→ Document extract
We propose to have SIP signalling extensions allowing the binding of SIP spam scores to well defined semantics. Such a solution would allow the possibility of making network-wide distributed decisions across multiple entities involved in SPIT mitigation decisions.

Even though spam is not a binary proposition, some currently suggested mitigation mechanisms give a 0/1 result when being applied to a message. Still, such an outcome is only an indicator for a message being spam or not. Defining semantics for SPIT mitigation mechanisms with such a 0/1 output (i.e., a binary output) is a matter of assigning 0 and 1 to specified outputs.

Thus, methods giving a "binary output" can have very straightforward semantics:

  • blacklist/whitelist: 0 means "not on list", 1 means "on list";
  • timecontext: 0 means "the caller initiated a session inside the user-defined interval for receiving calls", 1 means "the caller initiated a session inside the user-defined interval for receiving calls";
  • captcha: 0 means "the caller passed the CAPTCHA test", 1 means "the caller did not pass the CAPTCHA test".
  • etc.

Each binary method would need to standardize the "methodID" (e.g., the name) and the corresponding "semantic" (the meaning of 0/1, respectively). In principle, these methods could well be mapped to policies, see [I‑D.tschofenig‑sipping‑spit‑policy] (Tschofenig, H., Wing, D., Schulzrinne, H., Froment, T., and G. Dawirs, “A Document Format for Expressing Authorization Policies to tackle Spam and Unwanted Communication for Internet Telephony,” July 2008.) and reference within.

→ Raw data

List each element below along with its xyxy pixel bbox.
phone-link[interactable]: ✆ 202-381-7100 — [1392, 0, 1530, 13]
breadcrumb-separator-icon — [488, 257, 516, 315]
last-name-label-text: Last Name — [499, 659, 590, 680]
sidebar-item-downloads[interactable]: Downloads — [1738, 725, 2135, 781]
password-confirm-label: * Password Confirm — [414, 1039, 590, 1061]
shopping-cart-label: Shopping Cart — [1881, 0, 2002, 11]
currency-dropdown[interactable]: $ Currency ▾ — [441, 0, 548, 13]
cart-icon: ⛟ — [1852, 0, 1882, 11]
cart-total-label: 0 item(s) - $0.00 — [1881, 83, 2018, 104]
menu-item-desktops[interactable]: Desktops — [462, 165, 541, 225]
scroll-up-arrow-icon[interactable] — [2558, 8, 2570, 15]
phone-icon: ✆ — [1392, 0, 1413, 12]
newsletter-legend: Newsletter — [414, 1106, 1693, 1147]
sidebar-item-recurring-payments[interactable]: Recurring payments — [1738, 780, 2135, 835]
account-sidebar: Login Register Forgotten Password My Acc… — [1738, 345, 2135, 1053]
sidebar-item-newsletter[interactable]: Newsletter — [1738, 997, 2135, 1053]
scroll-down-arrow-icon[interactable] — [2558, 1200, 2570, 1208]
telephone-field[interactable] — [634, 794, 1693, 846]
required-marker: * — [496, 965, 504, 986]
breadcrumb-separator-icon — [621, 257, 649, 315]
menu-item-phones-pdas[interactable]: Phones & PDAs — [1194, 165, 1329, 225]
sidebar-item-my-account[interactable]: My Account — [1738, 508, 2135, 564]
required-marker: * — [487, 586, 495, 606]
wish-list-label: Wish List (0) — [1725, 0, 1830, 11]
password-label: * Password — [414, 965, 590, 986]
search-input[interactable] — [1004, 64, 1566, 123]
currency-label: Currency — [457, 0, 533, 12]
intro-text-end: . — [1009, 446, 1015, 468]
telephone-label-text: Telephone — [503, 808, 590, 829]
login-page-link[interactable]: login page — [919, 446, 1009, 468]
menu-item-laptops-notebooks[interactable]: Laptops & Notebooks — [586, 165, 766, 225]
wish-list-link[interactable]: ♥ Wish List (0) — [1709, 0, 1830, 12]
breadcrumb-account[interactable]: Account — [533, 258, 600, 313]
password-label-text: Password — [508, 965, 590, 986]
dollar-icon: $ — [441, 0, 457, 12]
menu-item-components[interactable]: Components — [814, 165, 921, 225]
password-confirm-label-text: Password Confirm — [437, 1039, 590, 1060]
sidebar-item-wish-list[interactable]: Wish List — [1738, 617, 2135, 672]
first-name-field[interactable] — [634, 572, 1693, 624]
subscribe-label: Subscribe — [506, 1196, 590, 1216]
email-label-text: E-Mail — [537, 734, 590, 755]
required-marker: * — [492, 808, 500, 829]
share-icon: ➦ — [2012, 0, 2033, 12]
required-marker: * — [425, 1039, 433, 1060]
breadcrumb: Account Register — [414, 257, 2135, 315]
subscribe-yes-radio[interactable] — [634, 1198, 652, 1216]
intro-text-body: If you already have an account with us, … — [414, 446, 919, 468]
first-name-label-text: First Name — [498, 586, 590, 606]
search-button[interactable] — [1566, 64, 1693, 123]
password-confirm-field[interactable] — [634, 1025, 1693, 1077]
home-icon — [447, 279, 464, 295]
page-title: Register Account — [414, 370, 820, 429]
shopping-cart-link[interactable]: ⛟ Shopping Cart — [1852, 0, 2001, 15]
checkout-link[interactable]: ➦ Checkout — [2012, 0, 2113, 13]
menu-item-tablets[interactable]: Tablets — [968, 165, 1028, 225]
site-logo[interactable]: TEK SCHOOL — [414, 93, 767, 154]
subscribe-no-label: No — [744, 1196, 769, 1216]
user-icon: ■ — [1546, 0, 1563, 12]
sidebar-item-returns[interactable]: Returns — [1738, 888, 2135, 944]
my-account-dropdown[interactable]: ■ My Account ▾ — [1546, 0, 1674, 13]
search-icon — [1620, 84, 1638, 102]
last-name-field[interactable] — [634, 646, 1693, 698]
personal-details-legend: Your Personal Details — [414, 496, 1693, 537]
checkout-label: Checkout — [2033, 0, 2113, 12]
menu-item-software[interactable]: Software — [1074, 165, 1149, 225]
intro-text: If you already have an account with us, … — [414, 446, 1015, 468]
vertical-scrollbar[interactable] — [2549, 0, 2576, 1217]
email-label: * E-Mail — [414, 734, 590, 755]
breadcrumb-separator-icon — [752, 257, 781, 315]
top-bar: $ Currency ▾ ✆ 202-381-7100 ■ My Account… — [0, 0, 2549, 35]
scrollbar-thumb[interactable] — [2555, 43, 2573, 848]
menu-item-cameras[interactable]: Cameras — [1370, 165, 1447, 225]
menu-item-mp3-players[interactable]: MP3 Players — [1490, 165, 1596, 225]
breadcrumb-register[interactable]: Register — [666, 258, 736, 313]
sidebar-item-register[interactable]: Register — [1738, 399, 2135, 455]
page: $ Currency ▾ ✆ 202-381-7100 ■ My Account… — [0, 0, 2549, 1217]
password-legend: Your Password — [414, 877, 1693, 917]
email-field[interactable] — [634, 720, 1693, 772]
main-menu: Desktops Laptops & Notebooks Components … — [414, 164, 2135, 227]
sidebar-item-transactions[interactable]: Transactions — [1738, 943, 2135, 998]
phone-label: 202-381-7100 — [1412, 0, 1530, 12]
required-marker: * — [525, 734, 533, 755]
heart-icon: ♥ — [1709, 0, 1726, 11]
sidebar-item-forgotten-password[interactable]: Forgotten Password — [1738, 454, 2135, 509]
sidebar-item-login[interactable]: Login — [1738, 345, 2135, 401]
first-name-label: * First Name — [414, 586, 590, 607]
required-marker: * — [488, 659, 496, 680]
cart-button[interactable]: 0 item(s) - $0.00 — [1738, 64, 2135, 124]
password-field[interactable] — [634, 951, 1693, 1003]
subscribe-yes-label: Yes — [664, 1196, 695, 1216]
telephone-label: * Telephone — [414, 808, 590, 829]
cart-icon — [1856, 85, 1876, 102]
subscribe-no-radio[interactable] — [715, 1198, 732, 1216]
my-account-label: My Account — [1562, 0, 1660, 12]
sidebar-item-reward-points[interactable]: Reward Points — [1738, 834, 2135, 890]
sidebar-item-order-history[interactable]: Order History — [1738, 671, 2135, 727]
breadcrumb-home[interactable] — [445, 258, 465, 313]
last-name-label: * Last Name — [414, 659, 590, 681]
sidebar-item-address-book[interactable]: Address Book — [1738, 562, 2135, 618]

→ What you have to do
Reproduce word for word the part of the SPIT mitigation text that begins at "Each binary method" and stops after "and reference within.".

→ Exercise result
Each binary method would need to standardize the "methodID" (e.g., the name) and the corresponding "semantic" (the meaning of 0/1, respectively). In principle, these methods could well be mapped to policies, see [I‑D.tschofenig‑sipping‑spit‑policy] (Tschofenig, H., Wing, D., Schulzrinne, H., Froment, T., and G. Dawirs, “A Document Format for Expressing Authorization Policies to tackle Spam and Unwanted Communication for Internet Telephony,” July 2008.) and reference within.